◆ **What is asked**: All lines featuring the string "Insulin" are to be listed.

◆ **Records provided**:
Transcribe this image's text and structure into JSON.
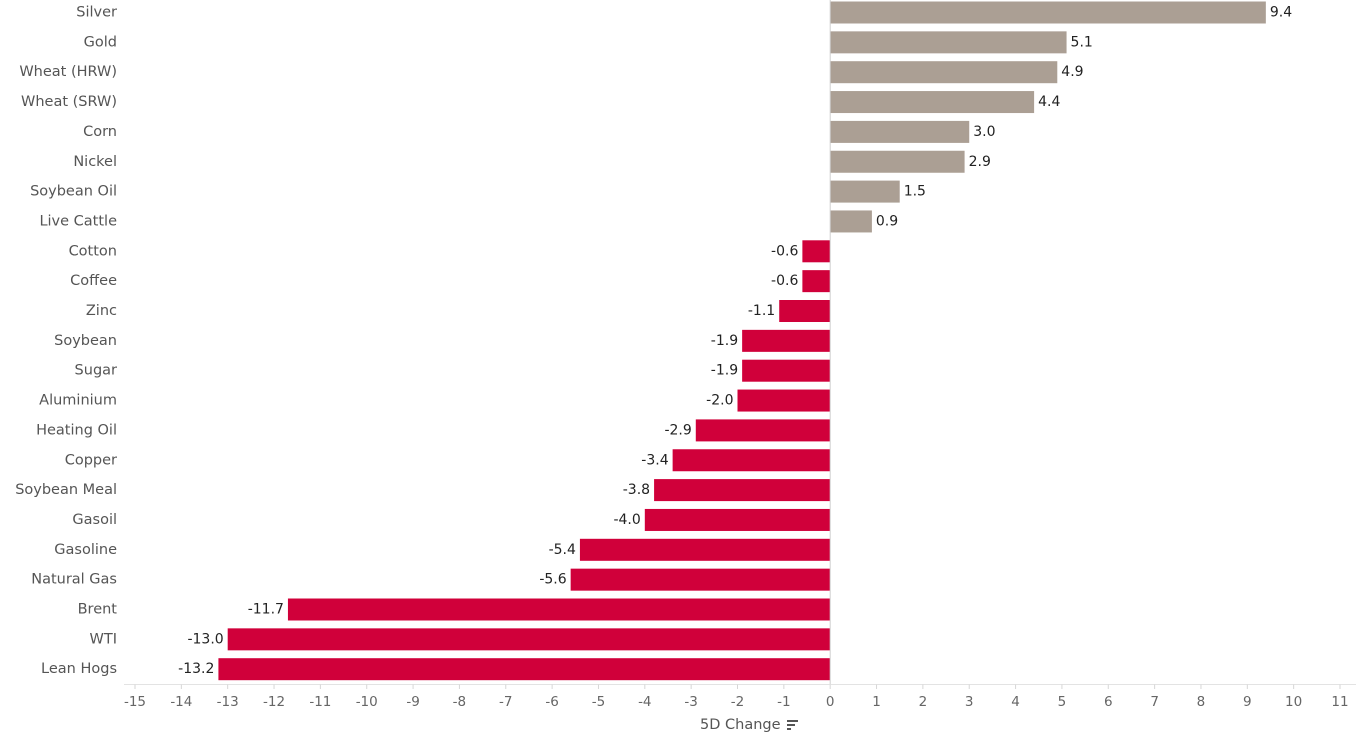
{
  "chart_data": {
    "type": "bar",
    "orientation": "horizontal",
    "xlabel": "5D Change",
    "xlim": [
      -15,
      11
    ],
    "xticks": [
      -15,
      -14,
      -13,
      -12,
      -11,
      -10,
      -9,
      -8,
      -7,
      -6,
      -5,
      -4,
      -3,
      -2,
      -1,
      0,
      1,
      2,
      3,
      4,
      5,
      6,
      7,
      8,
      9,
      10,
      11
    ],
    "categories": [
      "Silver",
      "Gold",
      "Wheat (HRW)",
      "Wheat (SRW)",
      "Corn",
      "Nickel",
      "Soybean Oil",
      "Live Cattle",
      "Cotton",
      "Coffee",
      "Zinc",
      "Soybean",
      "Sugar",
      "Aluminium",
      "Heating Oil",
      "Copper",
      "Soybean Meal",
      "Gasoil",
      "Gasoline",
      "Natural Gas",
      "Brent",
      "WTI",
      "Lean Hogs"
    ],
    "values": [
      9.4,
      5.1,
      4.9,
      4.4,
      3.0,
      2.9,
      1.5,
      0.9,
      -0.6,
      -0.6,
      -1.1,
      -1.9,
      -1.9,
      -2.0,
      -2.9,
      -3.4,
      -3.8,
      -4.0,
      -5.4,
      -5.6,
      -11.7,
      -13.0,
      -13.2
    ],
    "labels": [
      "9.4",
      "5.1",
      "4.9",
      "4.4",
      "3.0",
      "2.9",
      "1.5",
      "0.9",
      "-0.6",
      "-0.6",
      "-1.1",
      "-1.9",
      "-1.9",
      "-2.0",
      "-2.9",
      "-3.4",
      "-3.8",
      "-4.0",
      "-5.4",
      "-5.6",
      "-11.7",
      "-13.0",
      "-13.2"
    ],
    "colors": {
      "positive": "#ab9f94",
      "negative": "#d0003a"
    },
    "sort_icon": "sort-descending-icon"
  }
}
* * *
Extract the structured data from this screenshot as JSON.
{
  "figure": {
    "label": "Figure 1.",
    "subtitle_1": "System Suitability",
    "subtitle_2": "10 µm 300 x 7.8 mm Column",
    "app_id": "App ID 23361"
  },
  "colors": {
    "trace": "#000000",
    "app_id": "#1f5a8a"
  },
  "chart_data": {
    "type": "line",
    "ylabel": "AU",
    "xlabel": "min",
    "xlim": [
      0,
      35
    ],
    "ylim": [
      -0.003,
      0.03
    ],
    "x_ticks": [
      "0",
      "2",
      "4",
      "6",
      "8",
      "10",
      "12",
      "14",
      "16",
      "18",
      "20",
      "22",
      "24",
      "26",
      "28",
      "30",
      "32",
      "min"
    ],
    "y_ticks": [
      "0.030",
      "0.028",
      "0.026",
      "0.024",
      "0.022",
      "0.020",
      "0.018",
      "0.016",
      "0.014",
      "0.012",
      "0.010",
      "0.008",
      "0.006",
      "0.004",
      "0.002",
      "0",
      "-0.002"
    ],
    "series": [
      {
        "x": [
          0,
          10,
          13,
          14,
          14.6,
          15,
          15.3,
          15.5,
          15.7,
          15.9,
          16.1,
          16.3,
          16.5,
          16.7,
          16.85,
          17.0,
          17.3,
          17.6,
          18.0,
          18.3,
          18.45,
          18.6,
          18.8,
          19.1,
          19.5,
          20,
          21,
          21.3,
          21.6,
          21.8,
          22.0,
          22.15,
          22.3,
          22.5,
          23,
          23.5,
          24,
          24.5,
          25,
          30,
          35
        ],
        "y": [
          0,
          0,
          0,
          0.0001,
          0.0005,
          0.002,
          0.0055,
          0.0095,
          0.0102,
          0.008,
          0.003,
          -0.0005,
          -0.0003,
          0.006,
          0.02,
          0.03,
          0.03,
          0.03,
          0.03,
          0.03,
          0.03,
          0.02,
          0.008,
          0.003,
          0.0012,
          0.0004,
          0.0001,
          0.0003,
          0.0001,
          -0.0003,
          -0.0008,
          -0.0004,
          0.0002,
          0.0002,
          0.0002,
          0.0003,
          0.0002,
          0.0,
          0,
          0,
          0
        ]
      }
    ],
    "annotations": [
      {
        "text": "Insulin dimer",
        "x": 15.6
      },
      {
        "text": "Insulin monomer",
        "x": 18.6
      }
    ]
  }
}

◆ **Exercise response**:
        "text": "Insulin dimer",
        "text": "Insulin monomer",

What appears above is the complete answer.